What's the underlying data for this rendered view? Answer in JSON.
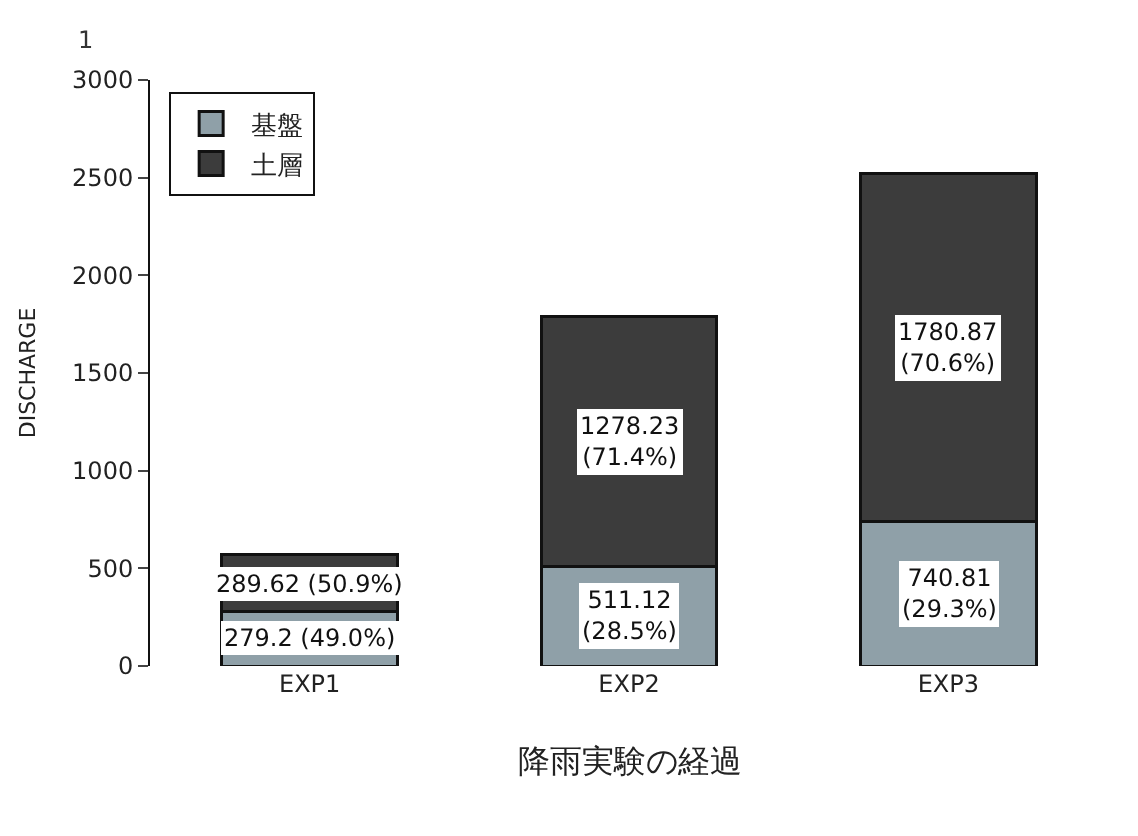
{
  "chart_data": {
    "type": "bar",
    "stacked": true,
    "title": "降雨実験の経過",
    "ylabel": "DISCHARGE",
    "categories": [
      "EXP1",
      "EXP2",
      "EXP3"
    ],
    "series": [
      {
        "name": "基盤",
        "color": "#8fa0a8",
        "values": [
          279.2,
          511.12,
          740.81
        ],
        "value_labels": [
          "279.2 (49.0%)",
          "511.12\n(28.5%)",
          "740.81\n(29.3%)"
        ]
      },
      {
        "name": "土層",
        "color": "#3c3c3c",
        "values": [
          289.62,
          1278.23,
          1780.87
        ],
        "value_labels": [
          "289.62 (50.9%)",
          "1278.23\n(71.4%)",
          "1780.87\n(70.6%)"
        ]
      }
    ],
    "ylim": [
      0,
      3000
    ],
    "yticks": [
      0,
      500,
      1000,
      1500,
      2000,
      2500,
      3000
    ],
    "legend": "top left",
    "annotations": [
      "1"
    ]
  }
}
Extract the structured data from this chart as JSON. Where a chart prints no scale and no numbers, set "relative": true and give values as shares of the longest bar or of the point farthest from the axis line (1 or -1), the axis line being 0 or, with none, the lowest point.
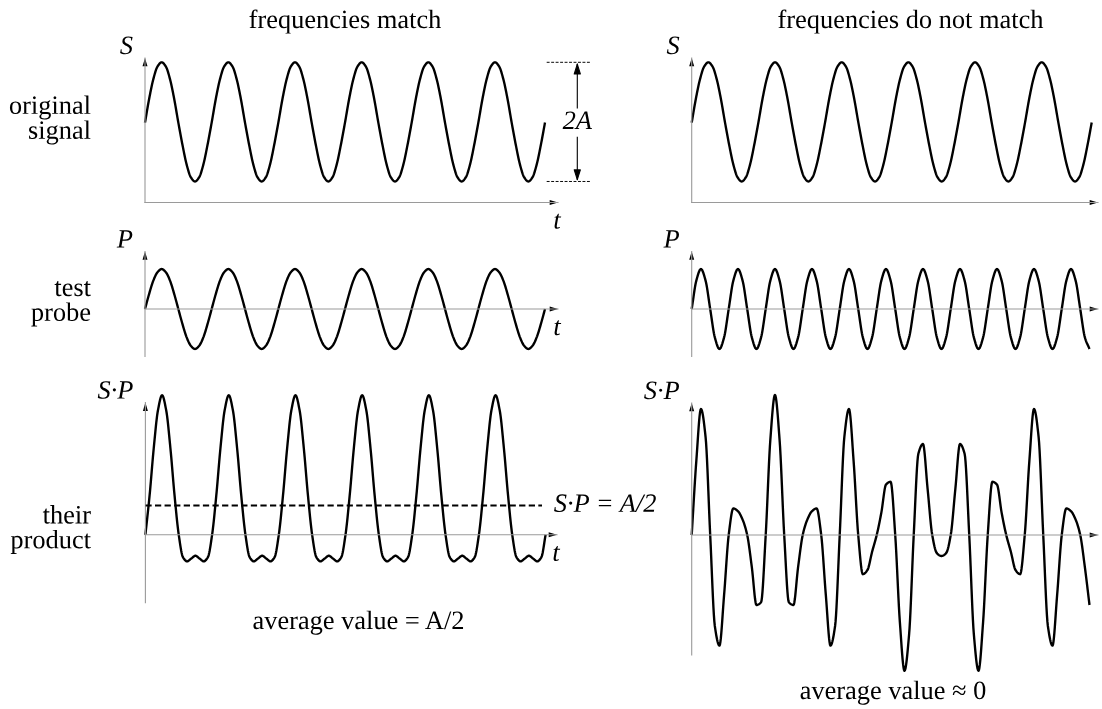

• **Work to complete**
Copy the listing word for word, excluding its pictures.

• **Solution to this problem**
What's the underlying data for this rendered view? Answer in JSON.
{
  "chart_data": {
    "type": "bar",
    "stacked": true,
    "title": "降雨実験の経過",
    "ylabel": "DISCHARGE",
    "categories": [
      "EXP1",
      "EXP2",
      "EXP3"
    ],
    "series": [
      {
        "name": "基盤",
        "color": "#8fa0a8",
        "values": [
          279.2,
          511.12,
          740.81
        ],
        "value_labels": [
          "279.2 (49.0%)",
          "511.12\n(28.5%)",
          "740.81\n(29.3%)"
        ]
      },
      {
        "name": "土層",
        "color": "#3c3c3c",
        "values": [
          289.62,
          1278.23,
          1780.87
        ],
        "value_labels": [
          "289.62 (50.9%)",
          "1278.23\n(71.4%)",
          "1780.87\n(70.6%)"
        ]
      }
    ],
    "ylim": [
      0,
      3000
    ],
    "yticks": [
      0,
      500,
      1000,
      1500,
      2000,
      2500,
      3000
    ],
    "legend": "top left",
    "annotations": [
      "1"
    ]
  }
}
Extract the structured data from this chart as JSON. Where a chart prints no scale and no numbers, set "relative": true and give values as shares of the longest bar or of the point farthest from the axis line (1 or -1), the axis line being 0 or, with none, the lowest point.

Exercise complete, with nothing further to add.